(Data records)
==================================================

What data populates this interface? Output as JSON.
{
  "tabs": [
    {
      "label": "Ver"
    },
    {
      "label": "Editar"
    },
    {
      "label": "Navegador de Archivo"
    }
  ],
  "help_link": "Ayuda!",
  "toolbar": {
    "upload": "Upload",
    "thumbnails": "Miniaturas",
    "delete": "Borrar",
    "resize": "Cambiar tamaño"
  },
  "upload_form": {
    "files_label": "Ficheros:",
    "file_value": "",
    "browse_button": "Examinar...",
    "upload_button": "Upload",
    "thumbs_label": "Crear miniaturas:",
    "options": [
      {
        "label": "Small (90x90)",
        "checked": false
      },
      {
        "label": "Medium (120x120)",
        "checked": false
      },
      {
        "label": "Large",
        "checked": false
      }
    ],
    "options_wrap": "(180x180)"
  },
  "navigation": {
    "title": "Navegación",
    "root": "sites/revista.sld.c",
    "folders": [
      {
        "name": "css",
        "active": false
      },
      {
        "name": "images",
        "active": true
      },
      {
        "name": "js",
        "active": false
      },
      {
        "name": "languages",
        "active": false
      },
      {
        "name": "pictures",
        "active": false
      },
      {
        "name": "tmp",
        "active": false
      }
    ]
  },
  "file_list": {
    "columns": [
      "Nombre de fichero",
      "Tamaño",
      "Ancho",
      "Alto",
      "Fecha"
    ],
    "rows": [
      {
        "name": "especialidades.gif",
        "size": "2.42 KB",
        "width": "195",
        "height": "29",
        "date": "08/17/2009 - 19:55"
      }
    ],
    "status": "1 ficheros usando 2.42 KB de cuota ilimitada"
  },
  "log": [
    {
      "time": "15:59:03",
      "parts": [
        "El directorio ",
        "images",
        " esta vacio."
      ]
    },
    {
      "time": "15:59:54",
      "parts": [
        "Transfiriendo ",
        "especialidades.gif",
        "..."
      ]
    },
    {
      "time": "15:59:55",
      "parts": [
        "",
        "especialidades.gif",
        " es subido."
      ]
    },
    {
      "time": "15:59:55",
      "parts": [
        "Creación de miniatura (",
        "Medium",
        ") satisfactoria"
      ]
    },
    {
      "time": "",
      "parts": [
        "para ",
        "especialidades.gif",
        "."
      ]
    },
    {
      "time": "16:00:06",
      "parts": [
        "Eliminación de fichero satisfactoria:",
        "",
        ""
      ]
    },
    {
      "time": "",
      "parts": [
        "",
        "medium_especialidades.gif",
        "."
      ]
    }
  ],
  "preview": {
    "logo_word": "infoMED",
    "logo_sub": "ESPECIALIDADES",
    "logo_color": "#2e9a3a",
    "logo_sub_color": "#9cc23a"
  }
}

==================================================

> Aim of the exercise:
Make an exact copy of every line in the data.

> Written solution:
What data populates this interface? Output as JSON.
{
  "tabs": [
    {
      "label": "Ver"
    },
    {
      "label": "Editar"
    },
    {
      "label": "Navegador de Archivo"
    }
  ],
  "help_link": "Ayuda!",
  "toolbar": {
    "upload": "Upload",
    "thumbnails": "Miniaturas",
    "delete": "Borrar",
    "resize": "Cambiar tamaño"
  },
  "upload_form": {
    "files_label": "Ficheros:",
    "file_value": "",
    "browse_button": "Examinar...",
    "upload_button": "Upload",
    "thumbs_label": "Crear miniaturas:",
    "options": [
      {
        "label": "Small (90x90)",
        "checked": false
      },
      {
        "label": "Medium (120x120)",
        "checked": false
      },
      {
        "label": "Large",
        "checked": false
      }
    ],
    "options_wrap": "(180x180)"
  },
  "navigation": {
    "title": "Navegación",
    "root": "sites/revista.sld.c",
    "folders": [
      {
        "name": "css",
        "active": false
      },
      {
        "name": "images",
        "active": true
      },
      {
        "name": "js",
        "active": false
      },
      {
        "name": "languages",
        "active": false
      },
      {
        "name": "pictures",
        "active": false
      },
      {
        "name": "tmp",
        "active": false
      }
    ]
  },
  "file_list": {
    "columns": [
      "Nombre de fichero",
      "Tamaño",
      "Ancho",
      "Alto",
      "Fecha"
    ],
    "rows": [
      {
        "name": "especialidades.gif",
        "size": "2.42 KB",
        "width": "195",
        "height": "29",
        "date": "08/17/2009 - 19:55"
      }
    ],
    "status": "1 ficheros usando 2.42 KB de cuota ilimitada"
  },
  "log": [
    {
      "time": "15:59:03",
      "parts": [
        "El directorio ",
        "images",
        " esta vacio."
      ]
    },
    {
      "time": "15:59:54",
      "parts": [
        "Transfiriendo ",
        "especialidades.gif",
        "..."
      ]
    },
    {
      "time": "15:59:55",
      "parts": [
        "",
        "especialidades.gif",
        " es subido."
      ]
    },
    {
      "time": "15:59:55",
      "parts": [
        "Creación de miniatura (",
        "Medium",
        ") satisfactoria"
      ]
    },
    {
      "time": "",
      "parts": [
        "para ",
        "especialidades.gif",
        "."
      ]
    },
    {
      "time": "16:00:06",
      "parts": [
        "Eliminación de fichero satisfactoria:",
        "",
        ""
      ]
    },
    {
      "time": "",
      "parts": [
        "",
        "medium_especialidades.gif",
        "."
      ]
    }
  ],
  "preview": {
    "logo_word": "infoMED",
    "logo_sub": "ESPECIALIDADES",
    "logo_color": "#2e9a3a",
    "logo_sub_color": "#9cc23a"
  }
}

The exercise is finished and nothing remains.